Requests:
[a] In the haunt thread, list every username whose heading shows a date in 2008.
[b] Reproduce the portion of the haunt thread starting at "There's so much" and ending at "the blood fountain!".

Selected excerpt:
▼▼▼
# The Ghost Crossing 2011



## GothicCandle (Mar 26, 2007)




----------



## RoxyBlue (Oct 6, 2008)

The moving foot cracks me up


----------



## PrettyGhoul (Oct 7, 2005)

LOL yes I liked the foot too. Everything looks awesome GC!!!


----------



## nixie (Sep 17, 2008)

I love the witch table, the candles are awesome! It all looks terrific!


----------



## corey872 (Jan 10, 2010)

I think my favorite is the blood/candle/fountain thing!


----------



## MansionHaunter (Sep 20, 2006)

There's so much to see, so many points of interest. People could spend a long time lingering there to take it all in. Sounds like everyone had a great time!


----------



## Dark Angel 27 (Sep 11, 2008)

looks great! i love the blood fountain!


----------



## Zurgh (Dec 21, 2009)

Nice. Lots going on. Good job!


----------



## Dixie (Feb 18, 2009)

Wow that is a lot of detail to pour over and oogle. Great job GC!


----------



## GothicCandle (Mar 26, 2007)

Thanks all (^_^) everyone had such fun. I've been so insanely busy lately, all my props are still not in storage yet!! I haven't quite decided what to do with them all. We got 184 toters on halloween, the last haunt at this location since by next october i'll have moved out of mom's house and she, a non-haunter, is a bit more than a little happy to be rid of all the vampires, witches, skeletons, various spiders and bats, and miscellaneous body parts which will ether move with me or be given to a 17 year old beginer haunter.  i'm always willing to corrupt the local youth after all.


----------



## Joiseygal (Sep 3, 2008)

The moving foot and blood candle are awesome props. Great job GC!


----------



## GothicCandle (Mar 26, 2007)

Sadly the foot's motor over heated and died but lots of toters got to see it before that.  I plan on keeping the foot in my over the door shoe rack all year long


----------



## CreeepyCathy (Mar 28, 2009)

everything looks great!


----------
▲▲▲
Supplied records:
▼▼▼
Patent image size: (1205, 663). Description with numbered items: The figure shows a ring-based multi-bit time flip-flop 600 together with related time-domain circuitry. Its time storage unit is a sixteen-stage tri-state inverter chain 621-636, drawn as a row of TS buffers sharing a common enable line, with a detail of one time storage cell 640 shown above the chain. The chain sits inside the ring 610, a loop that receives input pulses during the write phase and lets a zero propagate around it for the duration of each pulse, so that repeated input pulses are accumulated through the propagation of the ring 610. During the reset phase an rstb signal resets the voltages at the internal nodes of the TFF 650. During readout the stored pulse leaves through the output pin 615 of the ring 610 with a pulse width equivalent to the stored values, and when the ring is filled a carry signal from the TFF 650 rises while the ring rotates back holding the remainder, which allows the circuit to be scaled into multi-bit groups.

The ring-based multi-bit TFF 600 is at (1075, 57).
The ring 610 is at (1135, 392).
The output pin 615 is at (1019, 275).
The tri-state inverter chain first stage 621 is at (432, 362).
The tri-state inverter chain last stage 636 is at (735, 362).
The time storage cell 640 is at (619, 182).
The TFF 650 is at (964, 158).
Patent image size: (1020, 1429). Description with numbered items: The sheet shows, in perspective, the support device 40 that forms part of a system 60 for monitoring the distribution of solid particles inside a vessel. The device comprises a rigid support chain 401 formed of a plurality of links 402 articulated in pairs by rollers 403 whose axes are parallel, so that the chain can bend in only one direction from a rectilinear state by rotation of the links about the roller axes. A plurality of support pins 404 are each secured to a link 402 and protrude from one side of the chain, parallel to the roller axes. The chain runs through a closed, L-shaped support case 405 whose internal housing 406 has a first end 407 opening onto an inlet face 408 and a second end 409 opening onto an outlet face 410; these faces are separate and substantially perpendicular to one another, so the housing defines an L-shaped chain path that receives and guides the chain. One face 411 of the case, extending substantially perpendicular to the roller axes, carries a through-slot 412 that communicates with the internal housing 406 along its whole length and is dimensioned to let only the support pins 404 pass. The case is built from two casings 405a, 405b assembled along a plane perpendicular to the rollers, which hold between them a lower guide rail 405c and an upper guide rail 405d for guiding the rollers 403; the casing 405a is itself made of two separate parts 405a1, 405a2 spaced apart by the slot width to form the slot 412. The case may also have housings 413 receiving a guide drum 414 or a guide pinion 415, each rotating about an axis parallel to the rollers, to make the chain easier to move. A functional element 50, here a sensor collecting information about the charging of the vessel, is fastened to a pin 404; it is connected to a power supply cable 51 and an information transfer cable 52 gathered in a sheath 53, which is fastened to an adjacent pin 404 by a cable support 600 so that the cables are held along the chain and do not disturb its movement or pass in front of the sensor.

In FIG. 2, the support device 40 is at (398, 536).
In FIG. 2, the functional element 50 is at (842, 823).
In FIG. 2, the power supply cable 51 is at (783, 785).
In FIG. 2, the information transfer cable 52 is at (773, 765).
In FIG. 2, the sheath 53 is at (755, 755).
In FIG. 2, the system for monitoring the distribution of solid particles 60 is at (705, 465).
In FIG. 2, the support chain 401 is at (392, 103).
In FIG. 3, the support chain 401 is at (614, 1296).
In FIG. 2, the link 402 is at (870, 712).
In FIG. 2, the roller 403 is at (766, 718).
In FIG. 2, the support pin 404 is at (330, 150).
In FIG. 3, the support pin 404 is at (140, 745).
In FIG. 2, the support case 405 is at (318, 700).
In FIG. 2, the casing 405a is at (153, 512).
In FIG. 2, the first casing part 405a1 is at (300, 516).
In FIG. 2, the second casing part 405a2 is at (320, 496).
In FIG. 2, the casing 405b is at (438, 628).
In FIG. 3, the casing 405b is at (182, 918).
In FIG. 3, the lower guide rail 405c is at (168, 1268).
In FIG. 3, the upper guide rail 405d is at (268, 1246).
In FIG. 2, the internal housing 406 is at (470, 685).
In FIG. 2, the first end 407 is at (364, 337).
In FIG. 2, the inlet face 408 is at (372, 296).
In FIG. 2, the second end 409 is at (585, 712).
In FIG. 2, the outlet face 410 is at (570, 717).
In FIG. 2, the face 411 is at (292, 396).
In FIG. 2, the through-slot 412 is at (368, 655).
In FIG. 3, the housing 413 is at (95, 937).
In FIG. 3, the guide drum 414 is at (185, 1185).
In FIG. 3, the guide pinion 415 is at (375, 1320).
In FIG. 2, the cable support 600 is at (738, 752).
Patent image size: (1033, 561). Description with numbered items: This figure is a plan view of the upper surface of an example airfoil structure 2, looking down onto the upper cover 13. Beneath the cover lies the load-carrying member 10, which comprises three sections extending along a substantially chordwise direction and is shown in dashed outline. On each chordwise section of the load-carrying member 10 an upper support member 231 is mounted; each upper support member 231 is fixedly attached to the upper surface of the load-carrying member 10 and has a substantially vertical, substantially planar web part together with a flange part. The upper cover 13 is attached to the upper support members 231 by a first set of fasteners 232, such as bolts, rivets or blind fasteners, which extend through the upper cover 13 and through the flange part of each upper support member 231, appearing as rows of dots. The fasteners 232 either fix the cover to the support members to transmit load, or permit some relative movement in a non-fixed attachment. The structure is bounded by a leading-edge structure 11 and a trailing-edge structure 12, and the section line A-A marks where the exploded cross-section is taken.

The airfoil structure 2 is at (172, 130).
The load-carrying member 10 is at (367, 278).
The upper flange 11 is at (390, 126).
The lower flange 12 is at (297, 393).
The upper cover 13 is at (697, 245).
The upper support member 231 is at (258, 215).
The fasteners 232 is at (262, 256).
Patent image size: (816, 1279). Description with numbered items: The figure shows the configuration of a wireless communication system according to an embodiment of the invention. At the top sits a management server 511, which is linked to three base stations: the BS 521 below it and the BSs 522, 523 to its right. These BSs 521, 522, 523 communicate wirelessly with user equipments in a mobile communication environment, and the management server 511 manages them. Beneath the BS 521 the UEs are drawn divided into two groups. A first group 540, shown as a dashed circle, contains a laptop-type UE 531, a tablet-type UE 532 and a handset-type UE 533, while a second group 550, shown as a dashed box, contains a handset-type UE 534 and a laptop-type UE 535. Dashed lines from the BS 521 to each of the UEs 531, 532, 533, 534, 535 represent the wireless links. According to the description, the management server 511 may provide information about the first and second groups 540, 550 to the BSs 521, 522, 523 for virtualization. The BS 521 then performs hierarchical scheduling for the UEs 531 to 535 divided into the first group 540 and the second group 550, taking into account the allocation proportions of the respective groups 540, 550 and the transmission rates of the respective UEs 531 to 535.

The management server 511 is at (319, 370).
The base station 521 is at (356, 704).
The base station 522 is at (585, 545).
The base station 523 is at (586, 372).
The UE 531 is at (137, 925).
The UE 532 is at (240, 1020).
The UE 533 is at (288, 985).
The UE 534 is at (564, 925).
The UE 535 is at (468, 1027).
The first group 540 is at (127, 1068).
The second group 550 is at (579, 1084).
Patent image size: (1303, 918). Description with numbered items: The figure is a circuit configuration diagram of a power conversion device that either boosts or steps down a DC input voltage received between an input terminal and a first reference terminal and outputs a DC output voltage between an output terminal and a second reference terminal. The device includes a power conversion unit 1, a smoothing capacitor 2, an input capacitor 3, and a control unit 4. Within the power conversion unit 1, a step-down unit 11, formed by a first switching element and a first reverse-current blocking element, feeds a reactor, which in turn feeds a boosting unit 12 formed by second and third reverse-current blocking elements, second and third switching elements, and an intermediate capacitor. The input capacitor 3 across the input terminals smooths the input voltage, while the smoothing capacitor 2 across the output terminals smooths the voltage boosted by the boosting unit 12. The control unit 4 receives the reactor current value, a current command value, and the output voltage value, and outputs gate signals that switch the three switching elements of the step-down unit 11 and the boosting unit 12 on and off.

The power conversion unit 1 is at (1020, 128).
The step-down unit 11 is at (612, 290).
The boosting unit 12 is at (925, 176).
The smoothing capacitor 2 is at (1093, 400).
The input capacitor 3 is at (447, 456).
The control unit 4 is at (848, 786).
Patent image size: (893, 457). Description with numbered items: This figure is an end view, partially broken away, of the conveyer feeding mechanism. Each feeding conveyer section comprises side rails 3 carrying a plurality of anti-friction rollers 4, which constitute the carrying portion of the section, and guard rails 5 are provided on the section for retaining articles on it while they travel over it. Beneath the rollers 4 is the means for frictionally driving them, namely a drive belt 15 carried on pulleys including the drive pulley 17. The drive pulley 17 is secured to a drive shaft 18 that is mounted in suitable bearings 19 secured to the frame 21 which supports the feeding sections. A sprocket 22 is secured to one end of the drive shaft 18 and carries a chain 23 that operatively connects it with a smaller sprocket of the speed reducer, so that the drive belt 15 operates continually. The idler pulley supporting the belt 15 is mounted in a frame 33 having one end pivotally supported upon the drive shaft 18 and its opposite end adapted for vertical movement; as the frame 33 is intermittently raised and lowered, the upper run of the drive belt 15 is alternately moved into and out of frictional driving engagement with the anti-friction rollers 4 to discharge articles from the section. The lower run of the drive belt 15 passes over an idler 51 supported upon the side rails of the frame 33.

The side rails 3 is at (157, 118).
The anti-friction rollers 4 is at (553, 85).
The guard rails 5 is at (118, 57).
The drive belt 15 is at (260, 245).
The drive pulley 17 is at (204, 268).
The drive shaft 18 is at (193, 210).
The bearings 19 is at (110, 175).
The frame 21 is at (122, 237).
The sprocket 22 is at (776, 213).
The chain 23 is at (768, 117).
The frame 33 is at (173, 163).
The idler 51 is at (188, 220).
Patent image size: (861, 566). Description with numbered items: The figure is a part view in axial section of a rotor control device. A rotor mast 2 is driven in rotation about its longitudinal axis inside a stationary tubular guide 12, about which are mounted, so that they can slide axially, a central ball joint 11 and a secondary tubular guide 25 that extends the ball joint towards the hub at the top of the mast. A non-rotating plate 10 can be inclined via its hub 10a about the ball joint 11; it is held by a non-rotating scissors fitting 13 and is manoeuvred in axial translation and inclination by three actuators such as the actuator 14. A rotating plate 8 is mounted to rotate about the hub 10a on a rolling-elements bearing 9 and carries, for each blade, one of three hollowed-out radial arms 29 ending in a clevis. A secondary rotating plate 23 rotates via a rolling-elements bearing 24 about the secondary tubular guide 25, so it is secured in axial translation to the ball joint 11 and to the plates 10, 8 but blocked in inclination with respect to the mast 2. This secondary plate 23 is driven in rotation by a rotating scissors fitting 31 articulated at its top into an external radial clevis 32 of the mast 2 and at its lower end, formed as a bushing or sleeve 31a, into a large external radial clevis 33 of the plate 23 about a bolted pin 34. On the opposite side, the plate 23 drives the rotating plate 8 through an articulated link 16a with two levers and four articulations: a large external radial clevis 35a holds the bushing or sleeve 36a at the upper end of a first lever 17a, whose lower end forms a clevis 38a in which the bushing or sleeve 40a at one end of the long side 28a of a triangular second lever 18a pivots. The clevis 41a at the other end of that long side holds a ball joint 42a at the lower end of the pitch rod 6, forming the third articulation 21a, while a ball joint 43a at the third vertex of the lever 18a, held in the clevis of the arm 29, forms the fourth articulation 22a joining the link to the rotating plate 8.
▲▲▲
Completed exercise:
[a] RoxyBlue, nixie, Dark Angel 27, Joiseygal

[b]
There's so much to see, so many points of interest. People could spend a long time lingering there to take it all in. Sounds like everyone had a great time!


----------



## Dark Angel 27 (Sep 11, 2008)

looks great! i love the blood fountain!